• _PROBLEM DETAILS_
Quote all of the data that follows exactly as written, skipping the images.

• _THE RECORDS_
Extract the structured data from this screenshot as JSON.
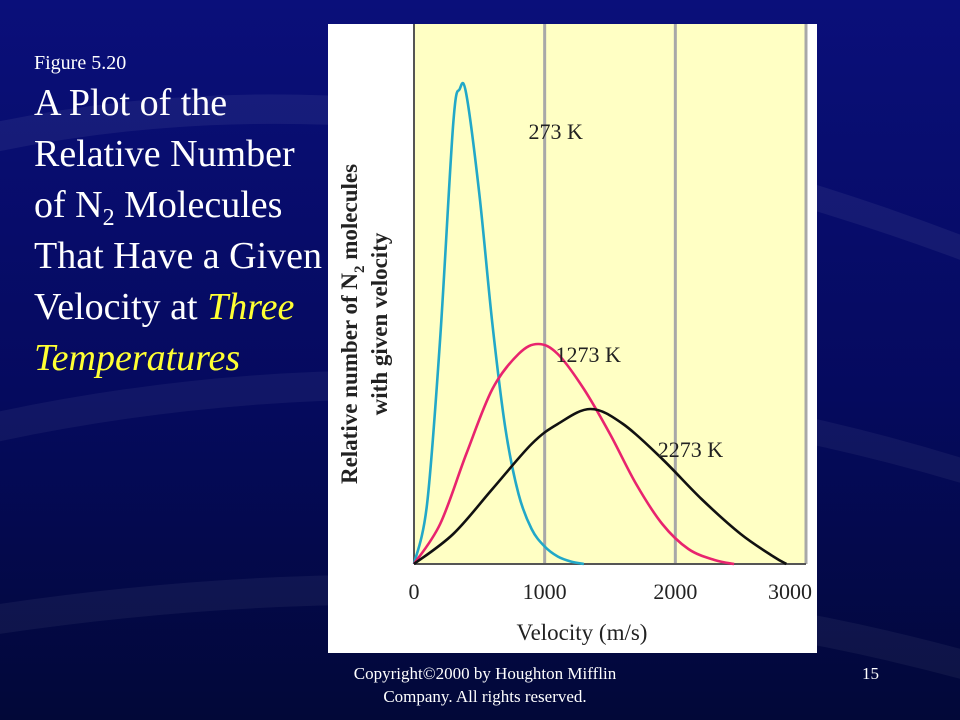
{
  "slide": {
    "figure_label": "Figure 5.20",
    "title_part1": "A Plot of the Relative Number of N",
    "title_sub": "2",
    "title_part2": "Molecules That Have a Given Velocity at",
    "title_emphasis": "Three Temperatures",
    "footer": "Copyright©2000 by Houghton Mifflin Company. All rights reserved.",
    "page_number": "15",
    "colors": {
      "background": "#06106e",
      "title_emphasis": "#ffff33",
      "plot_background": "#ffffc4"
    }
  },
  "chart_data": {
    "type": "line",
    "xlabel": "Velocity (m/s)",
    "ylabel_line1": "Relative number of N",
    "ylabel_sub": "2",
    "ylabel_line1_end": " molecules",
    "ylabel_line2": "with given velocity",
    "xlim": [
      0,
      3000
    ],
    "ylim": [
      0,
      1.0
    ],
    "x_ticks": [
      "0",
      "1000",
      "2000",
      "3000"
    ],
    "grid": "vertical",
    "series": [
      {
        "name": "273 K",
        "color": "#22a8c8",
        "x": [
          0,
          100,
          200,
          300,
          350,
          400,
          500,
          600,
          700,
          800,
          900,
          1000,
          1100,
          1200,
          1300
        ],
        "y": [
          0,
          0.12,
          0.45,
          0.88,
          0.95,
          0.94,
          0.74,
          0.48,
          0.27,
          0.14,
          0.07,
          0.035,
          0.015,
          0.005,
          0
        ]
      },
      {
        "name": "1273 K",
        "color": "#e8246e",
        "x": [
          0,
          200,
          400,
          600,
          800,
          950,
          1100,
          1300,
          1500,
          1700,
          1900,
          2100,
          2300,
          2450
        ],
        "y": [
          0,
          0.08,
          0.22,
          0.35,
          0.42,
          0.44,
          0.42,
          0.35,
          0.26,
          0.16,
          0.08,
          0.03,
          0.008,
          0
        ]
      },
      {
        "name": "2273 K",
        "color": "#111111",
        "x": [
          0,
          300,
          600,
          900,
          1100,
          1350,
          1600,
          1900,
          2200,
          2500,
          2750,
          2850
        ],
        "y": [
          0,
          0.06,
          0.15,
          0.24,
          0.28,
          0.31,
          0.28,
          0.21,
          0.13,
          0.06,
          0.015,
          0
        ]
      }
    ]
  }
}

• _SOLUTION TO THIS TASK_
Extract the structured data from this screenshot as JSON.
{
  "slide": {
    "figure_label": "Figure 5.20",
    "title_part1": "A Plot of the Relative Number of N",
    "title_sub": "2",
    "title_part2": "Molecules That Have a Given Velocity at",
    "title_emphasis": "Three Temperatures",
    "footer": "Copyright©2000 by Houghton Mifflin Company. All rights reserved.",
    "page_number": "15",
    "colors": {
      "background": "#06106e",
      "title_emphasis": "#ffff33",
      "plot_background": "#ffffc4"
    }
  },
  "chart_data": {
    "type": "line",
    "xlabel": "Velocity (m/s)",
    "ylabel_line1": "Relative number of N",
    "ylabel_sub": "2",
    "ylabel_line1_end": " molecules",
    "ylabel_line2": "with given velocity",
    "xlim": [
      0,
      3000
    ],
    "ylim": [
      0,
      1.0
    ],
    "x_ticks": [
      "0",
      "1000",
      "2000",
      "3000"
    ],
    "grid": "vertical",
    "series": [
      {
        "name": "273 K",
        "color": "#22a8c8",
        "x": [
          0,
          100,
          200,
          300,
          350,
          400,
          500,
          600,
          700,
          800,
          900,
          1000,
          1100,
          1200,
          1300
        ],
        "y": [
          0,
          0.12,
          0.45,
          0.88,
          0.95,
          0.94,
          0.74,
          0.48,
          0.27,
          0.14,
          0.07,
          0.035,
          0.015,
          0.005,
          0
        ]
      },
      {
        "name": "1273 K",
        "color": "#e8246e",
        "x": [
          0,
          200,
          400,
          600,
          800,
          950,
          1100,
          1300,
          1500,
          1700,
          1900,
          2100,
          2300,
          2450
        ],
        "y": [
          0,
          0.08,
          0.22,
          0.35,
          0.42,
          0.44,
          0.42,
          0.35,
          0.26,
          0.16,
          0.08,
          0.03,
          0.008,
          0
        ]
      },
      {
        "name": "2273 K",
        "color": "#111111",
        "x": [
          0,
          300,
          600,
          900,
          1100,
          1350,
          1600,
          1900,
          2200,
          2500,
          2750,
          2850
        ],
        "y": [
          0,
          0.06,
          0.15,
          0.24,
          0.28,
          0.31,
          0.28,
          0.21,
          0.13,
          0.06,
          0.015,
          0
        ]
      }
    ]
  }
}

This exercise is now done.